» TASK DESCRIPTION: Copy every line of the data that includes the string "JSON".

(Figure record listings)
──────
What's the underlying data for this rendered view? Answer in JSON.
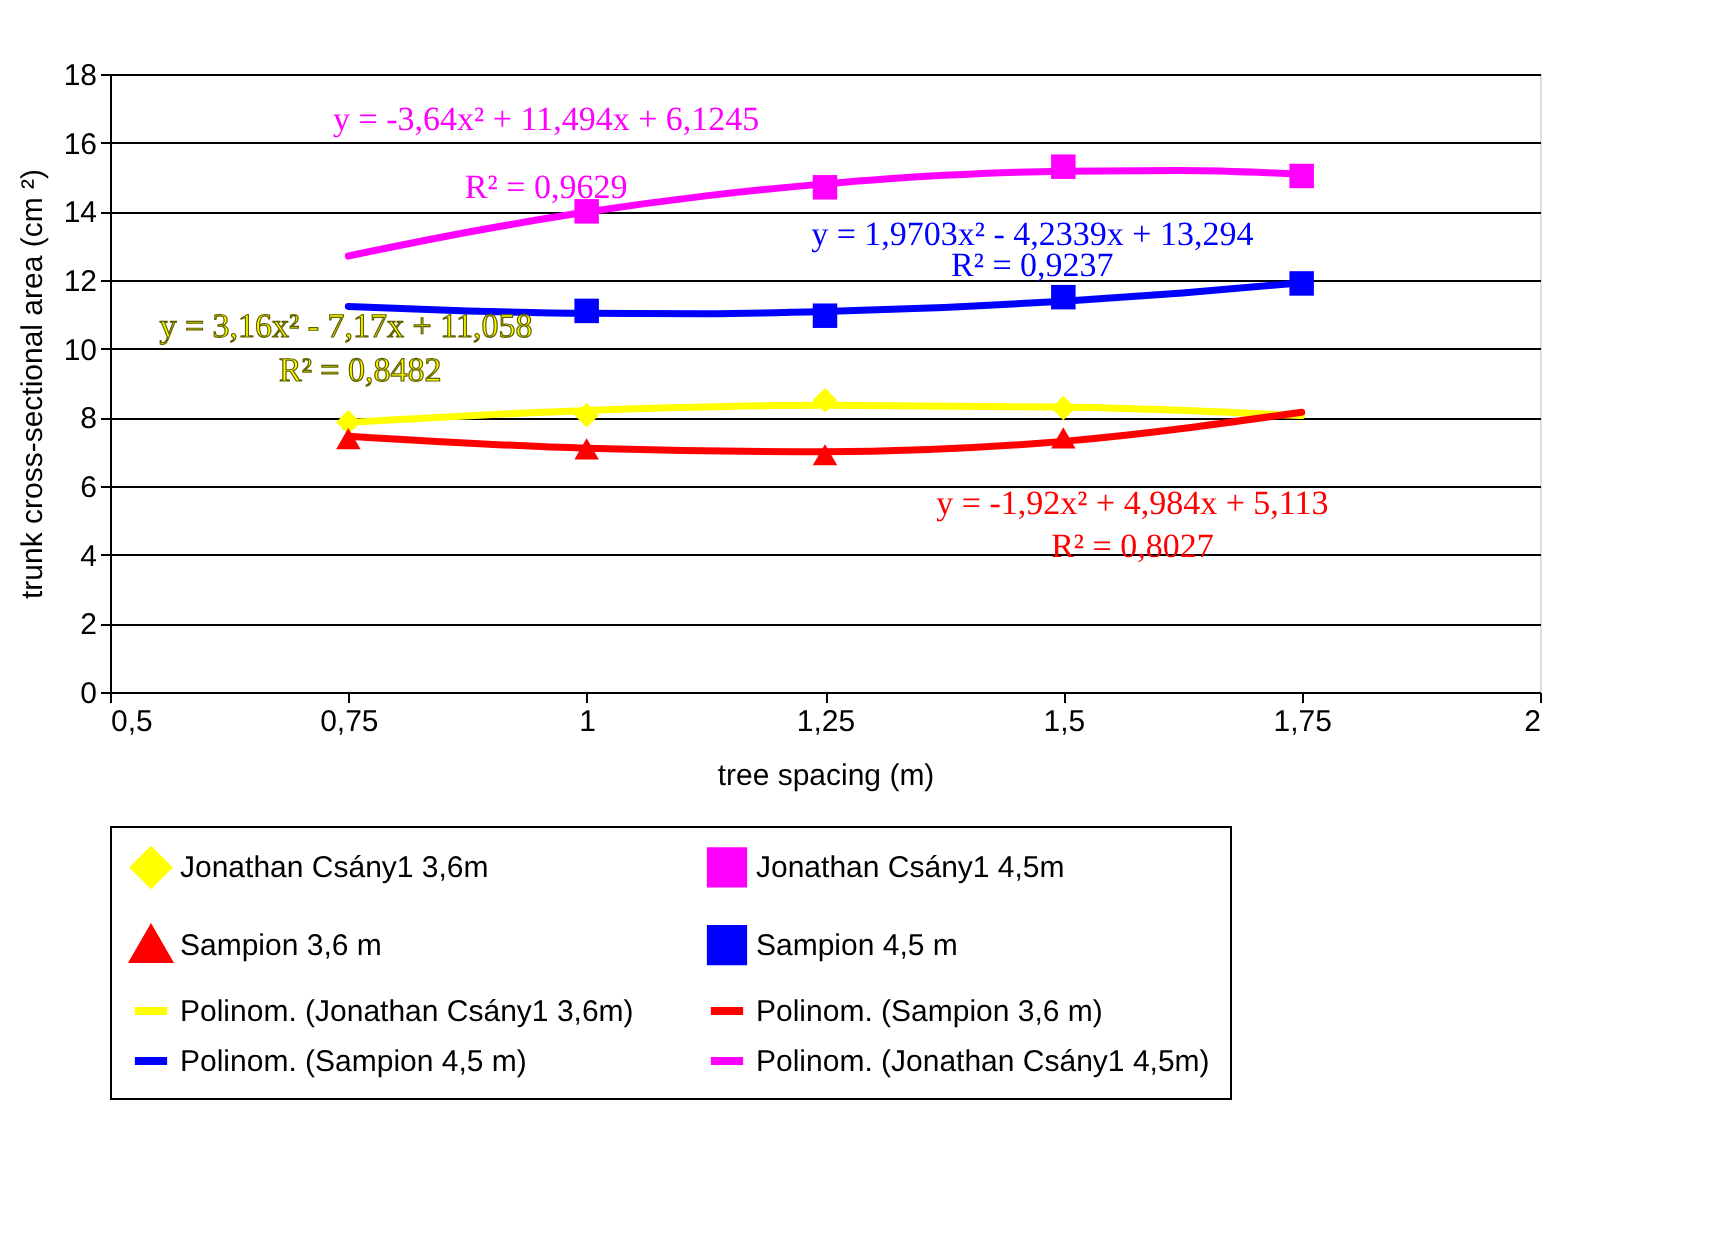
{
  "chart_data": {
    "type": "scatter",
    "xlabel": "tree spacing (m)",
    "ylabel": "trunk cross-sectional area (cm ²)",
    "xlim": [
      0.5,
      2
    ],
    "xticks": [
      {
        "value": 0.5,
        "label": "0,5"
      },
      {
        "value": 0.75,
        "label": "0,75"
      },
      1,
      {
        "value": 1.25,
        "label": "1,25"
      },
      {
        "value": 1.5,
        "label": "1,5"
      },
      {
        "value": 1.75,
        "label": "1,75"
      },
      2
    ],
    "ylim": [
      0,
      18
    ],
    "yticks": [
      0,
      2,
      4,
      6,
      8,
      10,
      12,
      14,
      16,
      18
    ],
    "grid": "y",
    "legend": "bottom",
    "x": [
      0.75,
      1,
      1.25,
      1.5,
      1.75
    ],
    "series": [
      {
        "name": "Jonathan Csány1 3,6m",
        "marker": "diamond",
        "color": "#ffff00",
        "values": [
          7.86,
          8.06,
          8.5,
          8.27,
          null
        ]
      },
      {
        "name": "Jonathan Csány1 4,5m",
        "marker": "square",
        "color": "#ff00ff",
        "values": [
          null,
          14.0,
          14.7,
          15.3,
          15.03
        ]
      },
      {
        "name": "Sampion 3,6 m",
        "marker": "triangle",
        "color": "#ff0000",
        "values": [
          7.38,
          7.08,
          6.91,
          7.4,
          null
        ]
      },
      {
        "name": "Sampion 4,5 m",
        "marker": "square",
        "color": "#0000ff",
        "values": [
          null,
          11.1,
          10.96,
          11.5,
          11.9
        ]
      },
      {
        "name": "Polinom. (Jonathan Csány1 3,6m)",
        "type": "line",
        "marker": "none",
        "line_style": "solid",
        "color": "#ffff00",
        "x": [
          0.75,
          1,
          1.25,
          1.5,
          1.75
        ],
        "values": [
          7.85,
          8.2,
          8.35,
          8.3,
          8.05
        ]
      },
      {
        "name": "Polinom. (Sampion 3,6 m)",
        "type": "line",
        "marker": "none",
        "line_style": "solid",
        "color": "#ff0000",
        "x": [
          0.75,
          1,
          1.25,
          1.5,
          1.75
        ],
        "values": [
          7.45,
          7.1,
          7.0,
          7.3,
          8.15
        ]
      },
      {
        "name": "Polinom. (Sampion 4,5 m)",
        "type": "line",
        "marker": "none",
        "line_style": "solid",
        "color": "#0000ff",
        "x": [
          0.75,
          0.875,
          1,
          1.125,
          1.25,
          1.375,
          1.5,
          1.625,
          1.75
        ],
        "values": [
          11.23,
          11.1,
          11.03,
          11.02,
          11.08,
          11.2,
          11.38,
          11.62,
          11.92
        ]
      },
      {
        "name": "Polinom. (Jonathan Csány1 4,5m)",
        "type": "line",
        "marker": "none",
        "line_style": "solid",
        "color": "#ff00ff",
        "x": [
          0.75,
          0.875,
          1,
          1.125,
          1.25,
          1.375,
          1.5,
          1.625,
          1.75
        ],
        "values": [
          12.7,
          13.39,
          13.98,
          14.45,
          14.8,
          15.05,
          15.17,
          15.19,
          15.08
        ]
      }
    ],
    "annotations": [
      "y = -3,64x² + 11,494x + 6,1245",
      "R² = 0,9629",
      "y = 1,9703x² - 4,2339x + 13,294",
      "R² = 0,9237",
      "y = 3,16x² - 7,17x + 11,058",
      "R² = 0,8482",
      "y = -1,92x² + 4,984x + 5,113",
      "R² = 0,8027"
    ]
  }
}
──────
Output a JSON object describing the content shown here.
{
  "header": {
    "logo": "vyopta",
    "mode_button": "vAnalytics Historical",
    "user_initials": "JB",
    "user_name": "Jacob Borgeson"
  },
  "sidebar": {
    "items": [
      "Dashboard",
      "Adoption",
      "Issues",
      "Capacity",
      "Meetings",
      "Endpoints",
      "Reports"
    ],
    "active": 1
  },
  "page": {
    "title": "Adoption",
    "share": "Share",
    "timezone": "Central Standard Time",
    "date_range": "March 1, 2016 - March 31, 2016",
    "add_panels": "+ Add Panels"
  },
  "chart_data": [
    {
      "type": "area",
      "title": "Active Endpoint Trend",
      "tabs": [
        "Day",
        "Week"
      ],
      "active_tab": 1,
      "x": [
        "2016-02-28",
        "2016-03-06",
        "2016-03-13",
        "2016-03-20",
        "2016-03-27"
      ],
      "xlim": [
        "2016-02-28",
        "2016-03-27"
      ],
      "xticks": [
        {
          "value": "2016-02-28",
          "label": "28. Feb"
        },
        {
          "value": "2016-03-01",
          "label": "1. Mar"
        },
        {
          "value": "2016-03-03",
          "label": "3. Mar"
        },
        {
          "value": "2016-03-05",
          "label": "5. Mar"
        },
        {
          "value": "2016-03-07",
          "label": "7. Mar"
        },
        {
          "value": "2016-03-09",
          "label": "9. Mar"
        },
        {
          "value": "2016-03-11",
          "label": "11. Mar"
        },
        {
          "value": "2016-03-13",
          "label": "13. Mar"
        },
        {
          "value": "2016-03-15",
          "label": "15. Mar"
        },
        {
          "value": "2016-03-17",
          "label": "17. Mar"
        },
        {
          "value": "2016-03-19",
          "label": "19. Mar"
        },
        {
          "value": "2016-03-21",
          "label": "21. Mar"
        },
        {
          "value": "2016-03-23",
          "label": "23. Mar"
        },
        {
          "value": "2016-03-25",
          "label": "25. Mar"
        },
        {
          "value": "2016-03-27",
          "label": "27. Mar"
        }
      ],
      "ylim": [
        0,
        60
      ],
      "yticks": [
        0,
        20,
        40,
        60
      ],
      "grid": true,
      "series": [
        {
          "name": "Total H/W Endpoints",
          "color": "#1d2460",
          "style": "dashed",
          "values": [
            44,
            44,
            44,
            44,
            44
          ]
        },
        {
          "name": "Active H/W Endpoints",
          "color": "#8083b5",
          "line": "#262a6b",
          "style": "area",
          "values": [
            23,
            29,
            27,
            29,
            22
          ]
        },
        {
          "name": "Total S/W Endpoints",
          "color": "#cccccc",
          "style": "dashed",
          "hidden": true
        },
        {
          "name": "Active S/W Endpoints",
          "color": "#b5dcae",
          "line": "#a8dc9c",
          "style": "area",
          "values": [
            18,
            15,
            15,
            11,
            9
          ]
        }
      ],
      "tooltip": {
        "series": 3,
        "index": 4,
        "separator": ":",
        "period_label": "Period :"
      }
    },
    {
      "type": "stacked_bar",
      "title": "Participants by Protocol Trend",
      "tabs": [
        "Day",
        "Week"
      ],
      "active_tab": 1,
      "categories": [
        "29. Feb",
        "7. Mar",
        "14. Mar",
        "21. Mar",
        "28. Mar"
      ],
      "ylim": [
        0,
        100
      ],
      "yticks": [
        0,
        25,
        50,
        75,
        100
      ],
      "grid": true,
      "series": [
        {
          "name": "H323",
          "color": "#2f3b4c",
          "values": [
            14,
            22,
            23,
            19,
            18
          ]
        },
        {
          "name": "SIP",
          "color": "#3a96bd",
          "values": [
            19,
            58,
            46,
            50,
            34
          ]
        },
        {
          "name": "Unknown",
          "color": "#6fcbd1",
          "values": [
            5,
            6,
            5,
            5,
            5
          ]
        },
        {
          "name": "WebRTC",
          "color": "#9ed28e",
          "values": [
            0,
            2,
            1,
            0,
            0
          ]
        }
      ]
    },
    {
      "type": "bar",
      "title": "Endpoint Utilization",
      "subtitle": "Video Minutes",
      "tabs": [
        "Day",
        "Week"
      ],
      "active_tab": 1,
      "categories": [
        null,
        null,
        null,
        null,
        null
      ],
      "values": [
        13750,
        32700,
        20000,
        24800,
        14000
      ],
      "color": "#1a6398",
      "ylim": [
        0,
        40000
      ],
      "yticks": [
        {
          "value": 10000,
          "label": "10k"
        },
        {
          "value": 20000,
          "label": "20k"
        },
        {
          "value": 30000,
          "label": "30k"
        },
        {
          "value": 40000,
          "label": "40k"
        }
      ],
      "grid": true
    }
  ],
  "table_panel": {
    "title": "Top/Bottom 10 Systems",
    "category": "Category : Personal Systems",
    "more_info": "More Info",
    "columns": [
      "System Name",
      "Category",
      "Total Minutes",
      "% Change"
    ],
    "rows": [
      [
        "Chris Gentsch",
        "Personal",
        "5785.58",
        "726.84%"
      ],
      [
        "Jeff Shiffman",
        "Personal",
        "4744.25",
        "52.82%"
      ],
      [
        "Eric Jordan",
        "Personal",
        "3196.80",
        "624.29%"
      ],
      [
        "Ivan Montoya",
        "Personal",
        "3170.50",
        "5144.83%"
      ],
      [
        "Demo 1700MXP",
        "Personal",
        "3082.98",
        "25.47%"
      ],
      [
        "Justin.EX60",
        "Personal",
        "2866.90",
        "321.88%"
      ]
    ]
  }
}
──────
» RESULT OF THE TASK:
What's the underlying data for this rendered view? Answer in JSON.
Output a JSON object describing the content shown here.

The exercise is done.